What to do: Reproduce every line in the listing that contains the word "Reine".

────────

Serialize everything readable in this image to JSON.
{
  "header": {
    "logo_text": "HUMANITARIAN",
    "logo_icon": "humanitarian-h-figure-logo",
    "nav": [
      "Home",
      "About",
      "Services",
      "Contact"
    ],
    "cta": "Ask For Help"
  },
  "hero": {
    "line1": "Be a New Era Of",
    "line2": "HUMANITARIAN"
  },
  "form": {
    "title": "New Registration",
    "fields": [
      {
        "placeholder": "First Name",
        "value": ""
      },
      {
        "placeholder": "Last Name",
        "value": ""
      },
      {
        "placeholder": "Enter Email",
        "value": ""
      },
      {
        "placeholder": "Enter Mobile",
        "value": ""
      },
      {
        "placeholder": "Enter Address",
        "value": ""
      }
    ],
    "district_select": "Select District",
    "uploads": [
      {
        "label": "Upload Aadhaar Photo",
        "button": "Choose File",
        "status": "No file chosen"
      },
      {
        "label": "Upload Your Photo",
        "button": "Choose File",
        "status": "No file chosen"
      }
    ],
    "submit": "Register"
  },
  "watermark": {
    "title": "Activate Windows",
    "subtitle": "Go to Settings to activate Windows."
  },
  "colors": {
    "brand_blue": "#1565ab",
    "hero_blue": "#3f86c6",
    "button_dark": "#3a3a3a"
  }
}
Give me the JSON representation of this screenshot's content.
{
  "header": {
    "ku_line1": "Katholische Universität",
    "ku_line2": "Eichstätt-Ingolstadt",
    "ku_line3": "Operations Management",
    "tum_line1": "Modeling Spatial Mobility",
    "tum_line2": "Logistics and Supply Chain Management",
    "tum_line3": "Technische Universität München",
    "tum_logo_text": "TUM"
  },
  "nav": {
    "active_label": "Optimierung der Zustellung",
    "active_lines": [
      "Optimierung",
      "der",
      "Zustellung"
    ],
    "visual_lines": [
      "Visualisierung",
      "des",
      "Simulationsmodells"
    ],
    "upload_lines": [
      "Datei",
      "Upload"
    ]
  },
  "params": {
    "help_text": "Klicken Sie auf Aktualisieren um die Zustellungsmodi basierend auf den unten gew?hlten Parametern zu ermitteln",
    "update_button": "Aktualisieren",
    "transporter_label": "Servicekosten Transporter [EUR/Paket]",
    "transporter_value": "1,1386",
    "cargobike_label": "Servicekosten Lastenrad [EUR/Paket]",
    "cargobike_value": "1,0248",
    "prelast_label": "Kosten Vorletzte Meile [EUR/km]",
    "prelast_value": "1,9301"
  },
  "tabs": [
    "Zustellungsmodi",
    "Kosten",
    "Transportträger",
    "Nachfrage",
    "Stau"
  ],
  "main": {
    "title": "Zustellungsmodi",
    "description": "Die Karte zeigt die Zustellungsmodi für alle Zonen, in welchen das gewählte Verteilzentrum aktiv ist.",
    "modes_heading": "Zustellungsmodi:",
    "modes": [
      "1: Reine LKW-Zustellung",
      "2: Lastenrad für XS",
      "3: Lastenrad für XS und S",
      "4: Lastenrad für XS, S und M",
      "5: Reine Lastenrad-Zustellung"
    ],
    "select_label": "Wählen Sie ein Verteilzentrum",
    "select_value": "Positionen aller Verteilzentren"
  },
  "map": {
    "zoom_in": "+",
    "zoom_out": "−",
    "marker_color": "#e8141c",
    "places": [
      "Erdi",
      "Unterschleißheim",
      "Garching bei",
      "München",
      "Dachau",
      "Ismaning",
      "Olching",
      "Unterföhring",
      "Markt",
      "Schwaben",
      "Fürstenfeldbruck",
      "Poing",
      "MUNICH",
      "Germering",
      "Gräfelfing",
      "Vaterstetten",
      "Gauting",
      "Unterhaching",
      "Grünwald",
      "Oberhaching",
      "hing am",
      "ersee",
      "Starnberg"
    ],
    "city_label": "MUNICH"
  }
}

────────

The reply:
      "1: Reine LKW-Zustellung",
      "5: Reine Lastenrad-Zustellung"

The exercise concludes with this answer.